[start of Working data]
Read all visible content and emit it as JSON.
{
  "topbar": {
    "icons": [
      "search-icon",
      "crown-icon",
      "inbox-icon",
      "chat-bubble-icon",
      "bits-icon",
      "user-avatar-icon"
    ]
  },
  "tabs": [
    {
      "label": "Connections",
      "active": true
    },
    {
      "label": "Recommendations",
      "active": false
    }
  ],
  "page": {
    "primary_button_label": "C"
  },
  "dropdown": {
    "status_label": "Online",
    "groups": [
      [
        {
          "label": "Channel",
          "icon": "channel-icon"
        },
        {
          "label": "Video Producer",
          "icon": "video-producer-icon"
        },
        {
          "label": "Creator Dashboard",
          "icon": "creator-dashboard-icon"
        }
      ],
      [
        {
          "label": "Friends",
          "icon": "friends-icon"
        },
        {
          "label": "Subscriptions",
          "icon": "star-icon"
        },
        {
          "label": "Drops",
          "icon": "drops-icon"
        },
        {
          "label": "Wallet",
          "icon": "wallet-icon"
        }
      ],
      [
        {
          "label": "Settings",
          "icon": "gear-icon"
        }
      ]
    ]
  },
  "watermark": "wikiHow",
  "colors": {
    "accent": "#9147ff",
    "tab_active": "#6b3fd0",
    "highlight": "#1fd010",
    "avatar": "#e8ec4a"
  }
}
[end of Working data]
Problem to solve >>
Print again each line of the listing above, exactly as it appears.

Final result >>
Read all visible content and emit it as JSON.
{
  "topbar": {
    "icons": [
      "search-icon",
      "crown-icon",
      "inbox-icon",
      "chat-bubble-icon",
      "bits-icon",
      "user-avatar-icon"
    ]
  },
  "tabs": [
    {
      "label": "Connections",
      "active": true
    },
    {
      "label": "Recommendations",
      "active": false
    }
  ],
  "page": {
    "primary_button_label": "C"
  },
  "dropdown": {
    "status_label": "Online",
    "groups": [
      [
        {
          "label": "Channel",
          "icon": "channel-icon"
        },
        {
          "label": "Video Producer",
          "icon": "video-producer-icon"
        },
        {
          "label": "Creator Dashboard",
          "icon": "creator-dashboard-icon"
        }
      ],
      [
        {
          "label": "Friends",
          "icon": "friends-icon"
        },
        {
          "label": "Subscriptions",
          "icon": "star-icon"
        },
        {
          "label": "Drops",
          "icon": "drops-icon"
        },
        {
          "label": "Wallet",
          "icon": "wallet-icon"
        }
      ],
      [
        {
          "label": "Settings",
          "icon": "gear-icon"
        }
      ]
    ]
  },
  "watermark": "wikiHow",
  "colors": {
    "accent": "#9147ff",
    "tab_active": "#6b3fd0",
    "highlight": "#1fd010",
    "avatar": "#e8ec4a"
  }
}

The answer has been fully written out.